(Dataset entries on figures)
═══
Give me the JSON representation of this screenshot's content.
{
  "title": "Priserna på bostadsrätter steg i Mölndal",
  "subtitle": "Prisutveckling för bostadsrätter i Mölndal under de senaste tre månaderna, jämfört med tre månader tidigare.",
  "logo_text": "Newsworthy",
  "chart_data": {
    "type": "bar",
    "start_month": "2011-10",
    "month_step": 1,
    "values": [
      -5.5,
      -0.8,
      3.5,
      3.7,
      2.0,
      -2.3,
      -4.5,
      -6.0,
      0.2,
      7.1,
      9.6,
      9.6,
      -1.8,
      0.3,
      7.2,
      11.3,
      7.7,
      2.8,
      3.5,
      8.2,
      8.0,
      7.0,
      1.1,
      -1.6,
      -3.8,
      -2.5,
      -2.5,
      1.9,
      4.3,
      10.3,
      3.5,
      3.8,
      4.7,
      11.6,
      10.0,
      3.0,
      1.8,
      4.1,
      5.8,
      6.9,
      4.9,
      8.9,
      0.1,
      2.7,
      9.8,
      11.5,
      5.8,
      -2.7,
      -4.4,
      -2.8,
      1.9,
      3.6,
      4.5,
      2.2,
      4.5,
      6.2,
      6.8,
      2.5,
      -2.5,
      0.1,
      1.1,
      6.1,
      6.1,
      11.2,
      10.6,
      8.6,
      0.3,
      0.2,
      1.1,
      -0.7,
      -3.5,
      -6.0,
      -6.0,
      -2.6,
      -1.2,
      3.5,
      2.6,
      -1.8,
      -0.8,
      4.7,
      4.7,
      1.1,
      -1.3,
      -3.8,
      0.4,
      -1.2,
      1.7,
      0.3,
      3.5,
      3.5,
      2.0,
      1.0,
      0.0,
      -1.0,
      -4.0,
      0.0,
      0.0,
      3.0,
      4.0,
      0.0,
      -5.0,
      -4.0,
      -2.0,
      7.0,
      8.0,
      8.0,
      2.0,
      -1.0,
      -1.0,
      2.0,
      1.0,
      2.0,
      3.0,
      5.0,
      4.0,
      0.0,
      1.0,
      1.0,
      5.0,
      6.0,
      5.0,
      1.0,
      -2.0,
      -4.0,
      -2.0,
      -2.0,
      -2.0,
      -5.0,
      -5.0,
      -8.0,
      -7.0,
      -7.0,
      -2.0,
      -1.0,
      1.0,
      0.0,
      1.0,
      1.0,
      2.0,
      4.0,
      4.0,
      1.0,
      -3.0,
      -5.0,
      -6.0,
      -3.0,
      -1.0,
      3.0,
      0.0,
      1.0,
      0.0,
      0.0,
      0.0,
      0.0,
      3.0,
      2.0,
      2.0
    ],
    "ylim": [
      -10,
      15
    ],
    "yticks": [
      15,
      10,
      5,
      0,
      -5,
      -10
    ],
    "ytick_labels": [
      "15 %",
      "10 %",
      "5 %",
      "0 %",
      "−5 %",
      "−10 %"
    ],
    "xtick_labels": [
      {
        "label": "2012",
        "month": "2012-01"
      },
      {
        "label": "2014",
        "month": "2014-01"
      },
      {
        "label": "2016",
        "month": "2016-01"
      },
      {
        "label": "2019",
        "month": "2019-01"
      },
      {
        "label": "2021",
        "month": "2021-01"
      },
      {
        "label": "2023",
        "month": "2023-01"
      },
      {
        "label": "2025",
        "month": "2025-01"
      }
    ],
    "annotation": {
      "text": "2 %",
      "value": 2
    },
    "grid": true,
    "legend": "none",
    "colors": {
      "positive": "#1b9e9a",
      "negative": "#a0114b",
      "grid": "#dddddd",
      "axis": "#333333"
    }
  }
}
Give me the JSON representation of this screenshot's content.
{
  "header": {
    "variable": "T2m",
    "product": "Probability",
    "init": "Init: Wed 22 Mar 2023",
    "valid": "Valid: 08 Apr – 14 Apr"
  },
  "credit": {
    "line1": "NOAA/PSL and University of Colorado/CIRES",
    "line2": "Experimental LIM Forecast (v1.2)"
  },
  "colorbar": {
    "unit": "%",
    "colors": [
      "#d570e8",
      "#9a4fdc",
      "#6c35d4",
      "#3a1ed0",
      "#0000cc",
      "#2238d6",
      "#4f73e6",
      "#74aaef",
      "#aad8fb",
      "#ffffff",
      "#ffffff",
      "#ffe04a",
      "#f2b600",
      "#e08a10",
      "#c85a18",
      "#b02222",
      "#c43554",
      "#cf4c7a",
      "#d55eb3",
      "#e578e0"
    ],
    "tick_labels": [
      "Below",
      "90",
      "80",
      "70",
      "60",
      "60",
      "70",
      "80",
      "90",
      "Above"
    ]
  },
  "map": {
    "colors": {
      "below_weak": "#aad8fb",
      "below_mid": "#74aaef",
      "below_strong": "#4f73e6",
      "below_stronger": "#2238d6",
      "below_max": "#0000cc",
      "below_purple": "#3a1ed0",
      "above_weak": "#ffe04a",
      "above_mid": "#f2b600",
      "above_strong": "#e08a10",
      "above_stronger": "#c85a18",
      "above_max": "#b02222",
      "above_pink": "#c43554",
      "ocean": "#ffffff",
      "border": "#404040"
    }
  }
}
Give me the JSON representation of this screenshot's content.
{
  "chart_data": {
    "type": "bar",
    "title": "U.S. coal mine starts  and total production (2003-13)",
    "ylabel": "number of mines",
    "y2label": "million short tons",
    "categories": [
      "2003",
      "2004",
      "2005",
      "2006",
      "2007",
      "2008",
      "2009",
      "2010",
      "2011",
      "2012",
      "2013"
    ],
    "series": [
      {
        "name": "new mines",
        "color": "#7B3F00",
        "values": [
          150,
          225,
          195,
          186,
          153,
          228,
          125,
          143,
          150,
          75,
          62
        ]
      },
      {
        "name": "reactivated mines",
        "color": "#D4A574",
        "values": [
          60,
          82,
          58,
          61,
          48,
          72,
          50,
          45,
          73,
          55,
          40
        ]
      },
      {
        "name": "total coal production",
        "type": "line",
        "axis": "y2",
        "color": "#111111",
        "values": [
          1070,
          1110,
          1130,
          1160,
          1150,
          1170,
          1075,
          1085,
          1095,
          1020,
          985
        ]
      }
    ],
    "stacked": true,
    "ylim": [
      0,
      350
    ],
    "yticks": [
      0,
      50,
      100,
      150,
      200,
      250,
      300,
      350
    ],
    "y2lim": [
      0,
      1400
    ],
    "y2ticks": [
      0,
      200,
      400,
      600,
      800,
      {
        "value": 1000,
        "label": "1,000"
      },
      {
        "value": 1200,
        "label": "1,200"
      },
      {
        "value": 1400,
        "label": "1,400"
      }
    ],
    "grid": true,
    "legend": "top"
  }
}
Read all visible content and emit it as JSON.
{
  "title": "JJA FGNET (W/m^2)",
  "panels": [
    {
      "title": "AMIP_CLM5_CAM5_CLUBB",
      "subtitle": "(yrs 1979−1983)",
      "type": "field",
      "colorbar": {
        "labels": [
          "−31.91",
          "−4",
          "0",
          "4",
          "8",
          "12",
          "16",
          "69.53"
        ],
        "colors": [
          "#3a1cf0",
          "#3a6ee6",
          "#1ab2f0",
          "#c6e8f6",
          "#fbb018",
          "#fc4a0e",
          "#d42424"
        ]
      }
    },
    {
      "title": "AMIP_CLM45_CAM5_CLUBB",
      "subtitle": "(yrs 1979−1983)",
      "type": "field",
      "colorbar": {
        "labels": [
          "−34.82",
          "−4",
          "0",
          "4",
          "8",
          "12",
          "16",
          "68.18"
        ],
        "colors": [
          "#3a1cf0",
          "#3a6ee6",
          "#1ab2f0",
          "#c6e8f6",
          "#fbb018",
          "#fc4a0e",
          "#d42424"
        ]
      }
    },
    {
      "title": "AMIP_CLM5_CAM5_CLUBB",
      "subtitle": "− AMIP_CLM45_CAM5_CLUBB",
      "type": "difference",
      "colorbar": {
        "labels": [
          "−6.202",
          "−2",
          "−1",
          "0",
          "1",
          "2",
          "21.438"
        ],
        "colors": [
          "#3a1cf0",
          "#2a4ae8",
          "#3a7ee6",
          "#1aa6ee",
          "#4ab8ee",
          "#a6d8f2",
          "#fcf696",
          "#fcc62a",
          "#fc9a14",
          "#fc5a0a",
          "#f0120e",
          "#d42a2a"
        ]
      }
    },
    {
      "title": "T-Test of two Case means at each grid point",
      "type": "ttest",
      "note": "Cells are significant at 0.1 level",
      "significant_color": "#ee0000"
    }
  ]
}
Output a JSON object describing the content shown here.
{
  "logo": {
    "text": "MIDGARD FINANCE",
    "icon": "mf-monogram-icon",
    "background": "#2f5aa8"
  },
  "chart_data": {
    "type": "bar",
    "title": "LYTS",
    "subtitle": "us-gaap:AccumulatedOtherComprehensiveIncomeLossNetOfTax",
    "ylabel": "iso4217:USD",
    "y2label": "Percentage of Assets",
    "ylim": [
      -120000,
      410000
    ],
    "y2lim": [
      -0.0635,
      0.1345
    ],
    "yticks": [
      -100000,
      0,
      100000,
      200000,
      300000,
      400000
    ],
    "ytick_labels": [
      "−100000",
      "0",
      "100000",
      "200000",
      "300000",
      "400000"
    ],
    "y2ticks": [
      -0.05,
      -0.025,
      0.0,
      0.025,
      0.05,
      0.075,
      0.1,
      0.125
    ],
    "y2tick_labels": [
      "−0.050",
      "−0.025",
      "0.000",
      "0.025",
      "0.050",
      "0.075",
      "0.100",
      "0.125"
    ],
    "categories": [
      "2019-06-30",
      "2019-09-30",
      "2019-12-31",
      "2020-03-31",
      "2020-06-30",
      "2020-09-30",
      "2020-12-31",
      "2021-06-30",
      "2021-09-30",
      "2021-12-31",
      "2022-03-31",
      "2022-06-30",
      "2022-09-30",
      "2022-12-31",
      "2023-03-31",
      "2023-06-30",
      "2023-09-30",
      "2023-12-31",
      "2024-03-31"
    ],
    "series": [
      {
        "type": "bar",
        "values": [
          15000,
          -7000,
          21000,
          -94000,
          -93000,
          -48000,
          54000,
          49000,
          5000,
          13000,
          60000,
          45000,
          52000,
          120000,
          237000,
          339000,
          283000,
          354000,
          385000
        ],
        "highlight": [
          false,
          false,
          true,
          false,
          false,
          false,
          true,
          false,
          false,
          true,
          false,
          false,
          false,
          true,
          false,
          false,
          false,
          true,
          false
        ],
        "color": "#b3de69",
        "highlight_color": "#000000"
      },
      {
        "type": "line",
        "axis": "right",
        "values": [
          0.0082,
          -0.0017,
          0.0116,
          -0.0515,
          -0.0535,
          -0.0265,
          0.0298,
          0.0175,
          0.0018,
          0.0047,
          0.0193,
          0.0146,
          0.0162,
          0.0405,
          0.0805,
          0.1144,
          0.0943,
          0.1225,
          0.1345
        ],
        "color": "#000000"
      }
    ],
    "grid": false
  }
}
═══
TASK BRIEF - Count how many lines hold the string "mines" and give that number alone.

THE REPLY - 3